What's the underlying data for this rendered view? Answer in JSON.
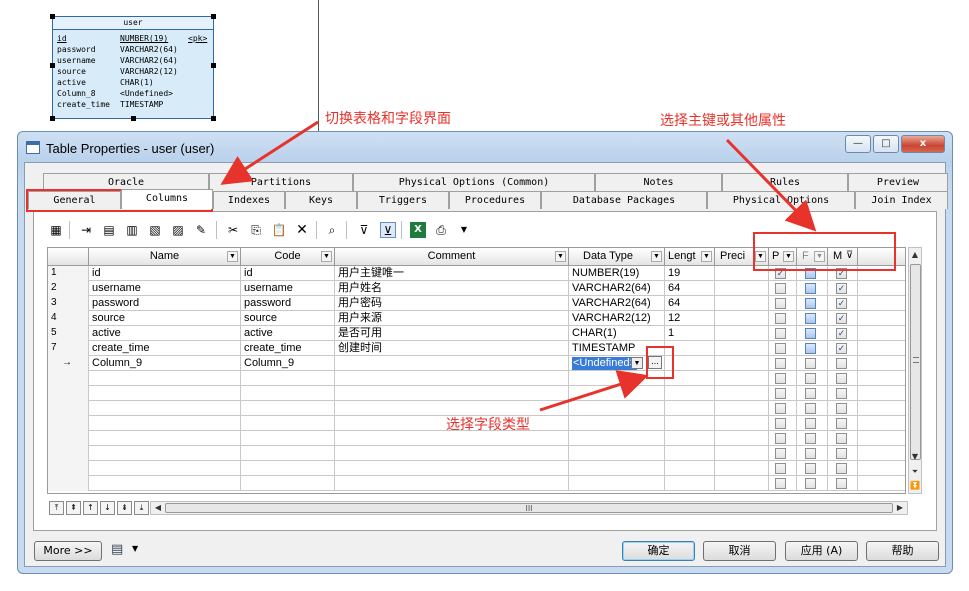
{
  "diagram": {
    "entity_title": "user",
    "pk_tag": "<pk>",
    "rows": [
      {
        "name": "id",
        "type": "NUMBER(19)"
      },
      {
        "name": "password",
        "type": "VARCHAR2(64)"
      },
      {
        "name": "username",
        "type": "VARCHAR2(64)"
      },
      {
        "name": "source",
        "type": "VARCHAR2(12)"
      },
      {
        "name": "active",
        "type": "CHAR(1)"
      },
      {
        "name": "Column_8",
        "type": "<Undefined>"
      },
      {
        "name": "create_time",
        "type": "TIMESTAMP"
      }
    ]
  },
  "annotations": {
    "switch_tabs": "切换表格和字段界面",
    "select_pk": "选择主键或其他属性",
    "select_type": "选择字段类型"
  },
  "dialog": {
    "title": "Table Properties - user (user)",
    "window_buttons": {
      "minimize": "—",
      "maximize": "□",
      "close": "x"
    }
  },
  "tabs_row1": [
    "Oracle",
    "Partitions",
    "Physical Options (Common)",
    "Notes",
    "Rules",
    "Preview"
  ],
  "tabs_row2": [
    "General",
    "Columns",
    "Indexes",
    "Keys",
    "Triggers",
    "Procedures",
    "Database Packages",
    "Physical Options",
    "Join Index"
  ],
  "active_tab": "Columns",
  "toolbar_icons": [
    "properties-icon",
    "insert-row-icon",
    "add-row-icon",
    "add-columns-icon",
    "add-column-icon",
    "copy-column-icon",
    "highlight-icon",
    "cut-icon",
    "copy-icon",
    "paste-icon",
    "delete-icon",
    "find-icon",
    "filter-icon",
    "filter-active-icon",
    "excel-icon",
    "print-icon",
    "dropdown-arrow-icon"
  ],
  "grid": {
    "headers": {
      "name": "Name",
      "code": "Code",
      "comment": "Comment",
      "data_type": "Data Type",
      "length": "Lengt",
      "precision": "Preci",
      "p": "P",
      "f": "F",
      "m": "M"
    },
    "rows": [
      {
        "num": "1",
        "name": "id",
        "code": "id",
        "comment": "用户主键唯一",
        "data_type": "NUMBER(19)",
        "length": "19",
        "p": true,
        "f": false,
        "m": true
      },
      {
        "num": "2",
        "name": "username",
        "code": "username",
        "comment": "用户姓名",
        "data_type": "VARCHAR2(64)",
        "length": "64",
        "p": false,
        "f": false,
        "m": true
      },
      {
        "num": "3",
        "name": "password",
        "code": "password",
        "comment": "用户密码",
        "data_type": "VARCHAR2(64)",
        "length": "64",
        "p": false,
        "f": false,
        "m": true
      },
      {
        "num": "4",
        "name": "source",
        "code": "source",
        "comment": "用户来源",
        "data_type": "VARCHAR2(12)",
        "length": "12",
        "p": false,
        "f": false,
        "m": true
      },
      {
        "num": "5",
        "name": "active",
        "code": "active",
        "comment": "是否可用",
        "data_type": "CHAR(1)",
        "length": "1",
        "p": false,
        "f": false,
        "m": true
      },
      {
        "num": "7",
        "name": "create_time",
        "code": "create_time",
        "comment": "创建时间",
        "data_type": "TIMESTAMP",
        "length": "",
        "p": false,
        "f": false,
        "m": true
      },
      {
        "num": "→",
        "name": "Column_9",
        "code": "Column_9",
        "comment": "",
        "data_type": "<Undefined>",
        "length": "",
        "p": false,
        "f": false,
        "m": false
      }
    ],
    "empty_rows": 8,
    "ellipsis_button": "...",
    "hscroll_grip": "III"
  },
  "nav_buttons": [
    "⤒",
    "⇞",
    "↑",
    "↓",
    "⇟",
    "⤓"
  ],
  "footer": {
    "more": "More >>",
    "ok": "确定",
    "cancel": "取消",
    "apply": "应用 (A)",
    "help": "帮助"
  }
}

==

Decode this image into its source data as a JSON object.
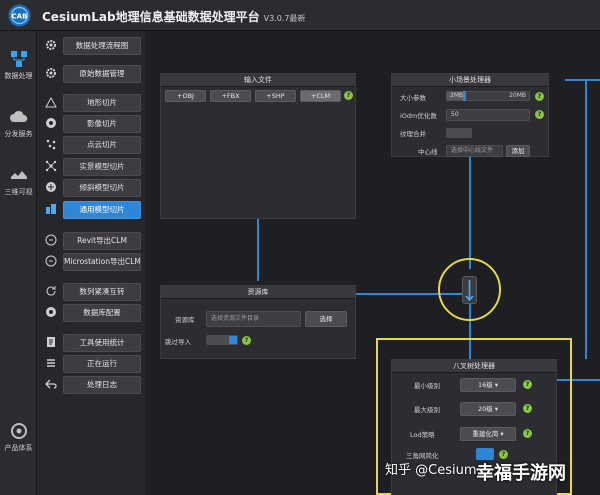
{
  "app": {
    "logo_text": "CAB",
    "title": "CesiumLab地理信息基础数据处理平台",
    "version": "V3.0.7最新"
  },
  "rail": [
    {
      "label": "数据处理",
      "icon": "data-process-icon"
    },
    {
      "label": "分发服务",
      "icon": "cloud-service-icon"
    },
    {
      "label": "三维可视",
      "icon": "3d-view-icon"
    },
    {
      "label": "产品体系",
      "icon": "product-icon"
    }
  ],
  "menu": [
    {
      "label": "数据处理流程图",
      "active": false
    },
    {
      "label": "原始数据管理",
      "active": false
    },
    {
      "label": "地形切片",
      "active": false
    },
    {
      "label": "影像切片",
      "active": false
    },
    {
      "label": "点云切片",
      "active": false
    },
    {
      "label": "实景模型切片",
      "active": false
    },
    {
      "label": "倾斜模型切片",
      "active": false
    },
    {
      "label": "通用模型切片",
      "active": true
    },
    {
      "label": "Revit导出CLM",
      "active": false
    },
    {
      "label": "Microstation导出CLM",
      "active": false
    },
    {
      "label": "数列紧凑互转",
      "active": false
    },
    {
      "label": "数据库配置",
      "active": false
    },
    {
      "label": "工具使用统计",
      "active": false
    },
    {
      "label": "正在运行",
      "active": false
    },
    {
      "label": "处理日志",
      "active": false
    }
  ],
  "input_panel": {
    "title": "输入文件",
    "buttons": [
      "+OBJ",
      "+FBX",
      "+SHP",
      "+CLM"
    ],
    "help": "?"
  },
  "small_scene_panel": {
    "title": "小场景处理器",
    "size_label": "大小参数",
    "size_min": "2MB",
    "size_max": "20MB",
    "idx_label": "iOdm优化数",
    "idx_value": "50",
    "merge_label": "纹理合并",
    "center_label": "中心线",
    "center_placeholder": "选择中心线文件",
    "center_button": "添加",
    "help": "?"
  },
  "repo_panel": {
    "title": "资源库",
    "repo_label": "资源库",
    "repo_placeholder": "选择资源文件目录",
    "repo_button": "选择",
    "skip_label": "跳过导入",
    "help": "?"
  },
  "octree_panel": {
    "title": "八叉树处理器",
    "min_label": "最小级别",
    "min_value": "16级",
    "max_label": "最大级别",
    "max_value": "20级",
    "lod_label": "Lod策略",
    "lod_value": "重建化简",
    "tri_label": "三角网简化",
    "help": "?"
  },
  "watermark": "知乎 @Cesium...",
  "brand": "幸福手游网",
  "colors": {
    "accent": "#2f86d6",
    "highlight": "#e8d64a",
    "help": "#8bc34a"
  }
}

= Your instructions =
Collect every line with the string "TIMESTAMP" from the records, and copy each.

= Solution to the problem =
        "type": "TIMESTAMP"
        "data_type": "TIMESTAMP",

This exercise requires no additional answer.